[begin Given records]
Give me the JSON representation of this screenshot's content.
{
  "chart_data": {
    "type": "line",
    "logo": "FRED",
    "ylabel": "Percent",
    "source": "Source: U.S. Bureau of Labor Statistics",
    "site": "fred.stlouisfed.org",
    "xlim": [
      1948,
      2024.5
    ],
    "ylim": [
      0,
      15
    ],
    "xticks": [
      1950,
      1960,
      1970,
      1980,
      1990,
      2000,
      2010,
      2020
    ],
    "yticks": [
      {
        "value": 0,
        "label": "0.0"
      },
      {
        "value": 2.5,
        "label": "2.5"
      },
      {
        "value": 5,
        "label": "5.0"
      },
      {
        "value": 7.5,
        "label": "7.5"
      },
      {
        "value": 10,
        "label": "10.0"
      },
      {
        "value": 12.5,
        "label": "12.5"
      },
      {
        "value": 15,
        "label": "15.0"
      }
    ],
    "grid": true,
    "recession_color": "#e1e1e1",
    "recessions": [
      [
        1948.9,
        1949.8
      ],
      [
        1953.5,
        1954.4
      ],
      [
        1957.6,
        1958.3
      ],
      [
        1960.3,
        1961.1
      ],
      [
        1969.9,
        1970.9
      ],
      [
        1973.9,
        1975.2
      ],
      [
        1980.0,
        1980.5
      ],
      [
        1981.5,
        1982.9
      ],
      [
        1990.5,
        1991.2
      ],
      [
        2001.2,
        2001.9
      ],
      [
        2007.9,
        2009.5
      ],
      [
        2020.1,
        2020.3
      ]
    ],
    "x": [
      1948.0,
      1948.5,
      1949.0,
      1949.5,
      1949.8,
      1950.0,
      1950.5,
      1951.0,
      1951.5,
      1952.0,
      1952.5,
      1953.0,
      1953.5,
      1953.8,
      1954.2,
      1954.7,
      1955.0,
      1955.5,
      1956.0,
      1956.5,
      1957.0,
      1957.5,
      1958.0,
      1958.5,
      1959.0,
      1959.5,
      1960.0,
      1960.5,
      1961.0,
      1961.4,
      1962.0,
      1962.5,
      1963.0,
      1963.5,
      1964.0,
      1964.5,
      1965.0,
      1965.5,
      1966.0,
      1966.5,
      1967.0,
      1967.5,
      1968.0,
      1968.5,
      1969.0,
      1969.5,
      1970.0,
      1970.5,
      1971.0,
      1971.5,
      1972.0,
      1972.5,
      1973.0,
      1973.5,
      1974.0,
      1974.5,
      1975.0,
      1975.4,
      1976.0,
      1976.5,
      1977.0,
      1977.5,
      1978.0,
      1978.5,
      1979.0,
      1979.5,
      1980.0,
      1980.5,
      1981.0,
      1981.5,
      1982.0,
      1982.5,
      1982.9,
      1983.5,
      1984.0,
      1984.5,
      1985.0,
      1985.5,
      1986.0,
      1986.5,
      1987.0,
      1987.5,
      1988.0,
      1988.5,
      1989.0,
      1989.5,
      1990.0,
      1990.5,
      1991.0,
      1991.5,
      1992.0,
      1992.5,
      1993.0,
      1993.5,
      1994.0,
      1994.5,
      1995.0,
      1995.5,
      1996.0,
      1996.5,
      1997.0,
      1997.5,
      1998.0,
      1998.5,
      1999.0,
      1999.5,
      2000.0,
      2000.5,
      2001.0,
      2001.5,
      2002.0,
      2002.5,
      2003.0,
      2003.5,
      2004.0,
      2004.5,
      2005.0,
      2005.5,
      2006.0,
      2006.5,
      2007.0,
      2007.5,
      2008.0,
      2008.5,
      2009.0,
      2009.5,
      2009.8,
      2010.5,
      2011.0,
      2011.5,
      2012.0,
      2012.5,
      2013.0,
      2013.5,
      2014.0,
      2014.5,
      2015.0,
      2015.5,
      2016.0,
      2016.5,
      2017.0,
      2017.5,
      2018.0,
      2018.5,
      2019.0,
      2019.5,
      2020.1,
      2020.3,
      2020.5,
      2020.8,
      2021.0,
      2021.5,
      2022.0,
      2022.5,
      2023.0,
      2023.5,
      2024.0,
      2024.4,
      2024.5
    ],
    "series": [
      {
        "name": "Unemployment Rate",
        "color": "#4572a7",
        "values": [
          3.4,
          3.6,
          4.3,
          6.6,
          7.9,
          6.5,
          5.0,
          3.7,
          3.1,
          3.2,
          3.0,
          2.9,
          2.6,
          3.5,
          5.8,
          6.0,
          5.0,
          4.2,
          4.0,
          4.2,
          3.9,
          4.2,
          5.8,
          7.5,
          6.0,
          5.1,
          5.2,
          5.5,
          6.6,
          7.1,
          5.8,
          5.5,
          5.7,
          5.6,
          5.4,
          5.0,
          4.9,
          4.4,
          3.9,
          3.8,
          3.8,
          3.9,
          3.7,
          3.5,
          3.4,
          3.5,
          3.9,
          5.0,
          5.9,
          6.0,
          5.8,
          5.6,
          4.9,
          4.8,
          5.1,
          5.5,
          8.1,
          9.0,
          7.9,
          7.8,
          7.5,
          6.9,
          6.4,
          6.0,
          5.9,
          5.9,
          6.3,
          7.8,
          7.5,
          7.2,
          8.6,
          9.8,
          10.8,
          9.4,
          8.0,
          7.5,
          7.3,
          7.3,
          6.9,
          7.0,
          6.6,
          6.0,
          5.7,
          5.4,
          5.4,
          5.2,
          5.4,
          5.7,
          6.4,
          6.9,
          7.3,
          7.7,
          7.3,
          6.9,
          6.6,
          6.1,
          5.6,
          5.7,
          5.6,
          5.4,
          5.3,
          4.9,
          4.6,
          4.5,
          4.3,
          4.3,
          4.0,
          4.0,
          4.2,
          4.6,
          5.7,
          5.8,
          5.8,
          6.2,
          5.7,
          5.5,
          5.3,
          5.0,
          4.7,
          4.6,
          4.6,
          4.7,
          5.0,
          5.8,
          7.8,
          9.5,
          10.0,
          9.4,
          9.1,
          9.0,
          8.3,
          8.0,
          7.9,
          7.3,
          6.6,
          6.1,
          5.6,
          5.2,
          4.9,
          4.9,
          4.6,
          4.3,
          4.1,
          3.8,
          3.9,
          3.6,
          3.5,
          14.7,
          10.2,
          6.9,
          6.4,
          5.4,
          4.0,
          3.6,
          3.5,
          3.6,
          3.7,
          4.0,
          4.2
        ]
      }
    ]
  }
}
[end Given records]
▶ [Exercise description]: Repeat each entry word for word.

▶ [Output of the exercise]:
Give me the JSON representation of this screenshot's content.
{
  "chart_data": {
    "type": "line",
    "logo": "FRED",
    "ylabel": "Percent",
    "source": "Source: U.S. Bureau of Labor Statistics",
    "site": "fred.stlouisfed.org",
    "xlim": [
      1948,
      2024.5
    ],
    "ylim": [
      0,
      15
    ],
    "xticks": [
      1950,
      1960,
      1970,
      1980,
      1990,
      2000,
      2010,
      2020
    ],
    "yticks": [
      {
        "value": 0,
        "label": "0.0"
      },
      {
        "value": 2.5,
        "label": "2.5"
      },
      {
        "value": 5,
        "label": "5.0"
      },
      {
        "value": 7.5,
        "label": "7.5"
      },
      {
        "value": 10,
        "label": "10.0"
      },
      {
        "value": 12.5,
        "label": "12.5"
      },
      {
        "value": 15,
        "label": "15.0"
      }
    ],
    "grid": true,
    "recession_color": "#e1e1e1",
    "recessions": [
      [
        1948.9,
        1949.8
      ],
      [
        1953.5,
        1954.4
      ],
      [
        1957.6,
        1958.3
      ],
      [
        1960.3,
        1961.1
      ],
      [
        1969.9,
        1970.9
      ],
      [
        1973.9,
        1975.2
      ],
      [
        1980.0,
        1980.5
      ],
      [
        1981.5,
        1982.9
      ],
      [
        1990.5,
        1991.2
      ],
      [
        2001.2,
        2001.9
      ],
      [
        2007.9,
        2009.5
      ],
      [
        2020.1,
        2020.3
      ]
    ],
    "x": [
      1948.0,
      1948.5,
      1949.0,
      1949.5,
      1949.8,
      1950.0,
      1950.5,
      1951.0,
      1951.5,
      1952.0,
      1952.5,
      1953.0,
      1953.5,
      1953.8,
      1954.2,
      1954.7,
      1955.0,
      1955.5,
      1956.0,
      1956.5,
      1957.0,
      1957.5,
      1958.0,
      1958.5,
      1959.0,
      1959.5,
      1960.0,
      1960.5,
      1961.0,
      1961.4,
      1962.0,
      1962.5,
      1963.0,
      1963.5,
      1964.0,
      1964.5,
      1965.0,
      1965.5,
      1966.0,
      1966.5,
      1967.0,
      1967.5,
      1968.0,
      1968.5,
      1969.0,
      1969.5,
      1970.0,
      1970.5,
      1971.0,
      1971.5,
      1972.0,
      1972.5,
      1973.0,
      1973.5,
      1974.0,
      1974.5,
      1975.0,
      1975.4,
      1976.0,
      1976.5,
      1977.0,
      1977.5,
      1978.0,
      1978.5,
      1979.0,
      1979.5,
      1980.0,
      1980.5,
      1981.0,
      1981.5,
      1982.0,
      1982.5,
      1982.9,
      1983.5,
      1984.0,
      1984.5,
      1985.0,
      1985.5,
      1986.0,
      1986.5,
      1987.0,
      1987.5,
      1988.0,
      1988.5,
      1989.0,
      1989.5,
      1990.0,
      1990.5,
      1991.0,
      1991.5,
      1992.0,
      1992.5,
      1993.0,
      1993.5,
      1994.0,
      1994.5,
      1995.0,
      1995.5,
      1996.0,
      1996.5,
      1997.0,
      1997.5,
      1998.0,
      1998.5,
      1999.0,
      1999.5,
      2000.0,
      2000.5,
      2001.0,
      2001.5,
      2002.0,
      2002.5,
      2003.0,
      2003.5,
      2004.0,
      2004.5,
      2005.0,
      2005.5,
      2006.0,
      2006.5,
      2007.0,
      2007.5,
      2008.0,
      2008.5,
      2009.0,
      2009.5,
      2009.8,
      2010.5,
      2011.0,
      2011.5,
      2012.0,
      2012.5,
      2013.0,
      2013.5,
      2014.0,
      2014.5,
      2015.0,
      2015.5,
      2016.0,
      2016.5,
      2017.0,
      2017.5,
      2018.0,
      2018.5,
      2019.0,
      2019.5,
      2020.1,
      2020.3,
      2020.5,
      2020.8,
      2021.0,
      2021.5,
      2022.0,
      2022.5,
      2023.0,
      2023.5,
      2024.0,
      2024.4,
      2024.5
    ],
    "series": [
      {
        "name": "Unemployment Rate",
        "color": "#4572a7",
        "values": [
          3.4,
          3.6,
          4.3,
          6.6,
          7.9,
          6.5,
          5.0,
          3.7,
          3.1,
          3.2,
          3.0,
          2.9,
          2.6,
          3.5,
          5.8,
          6.0,
          5.0,
          4.2,
          4.0,
          4.2,
          3.9,
          4.2,
          5.8,
          7.5,
          6.0,
          5.1,
          5.2,
          5.5,
          6.6,
          7.1,
          5.8,
          5.5,
          5.7,
          5.6,
          5.4,
          5.0,
          4.9,
          4.4,
          3.9,
          3.8,
          3.8,
          3.9,
          3.7,
          3.5,
          3.4,
          3.5,
          3.9,
          5.0,
          5.9,
          6.0,
          5.8,
          5.6,
          4.9,
          4.8,
          5.1,
          5.5,
          8.1,
          9.0,
          7.9,
          7.8,
          7.5,
          6.9,
          6.4,
          6.0,
          5.9,
          5.9,
          6.3,
          7.8,
          7.5,
          7.2,
          8.6,
          9.8,
          10.8,
          9.4,
          8.0,
          7.5,
          7.3,
          7.3,
          6.9,
          7.0,
          6.6,
          6.0,
          5.7,
          5.4,
          5.4,
          5.2,
          5.4,
          5.7,
          6.4,
          6.9,
          7.3,
          7.7,
          7.3,
          6.9,
          6.6,
          6.1,
          5.6,
          5.7,
          5.6,
          5.4,
          5.3,
          4.9,
          4.6,
          4.5,
          4.3,
          4.3,
          4.0,
          4.0,
          4.2,
          4.6,
          5.7,
          5.8,
          5.8,
          6.2,
          5.7,
          5.5,
          5.3,
          5.0,
          4.7,
          4.6,
          4.6,
          4.7,
          5.0,
          5.8,
          7.8,
          9.5,
          10.0,
          9.4,
          9.1,
          9.0,
          8.3,
          8.0,
          7.9,
          7.3,
          6.6,
          6.1,
          5.6,
          5.2,
          4.9,
          4.9,
          4.6,
          4.3,
          4.1,
          3.8,
          3.9,
          3.6,
          3.5,
          14.7,
          10.2,
          6.9,
          6.4,
          5.4,
          4.0,
          3.6,
          3.5,
          3.6,
          3.7,
          4.0,
          4.2
        ]
      }
    ]
  }
}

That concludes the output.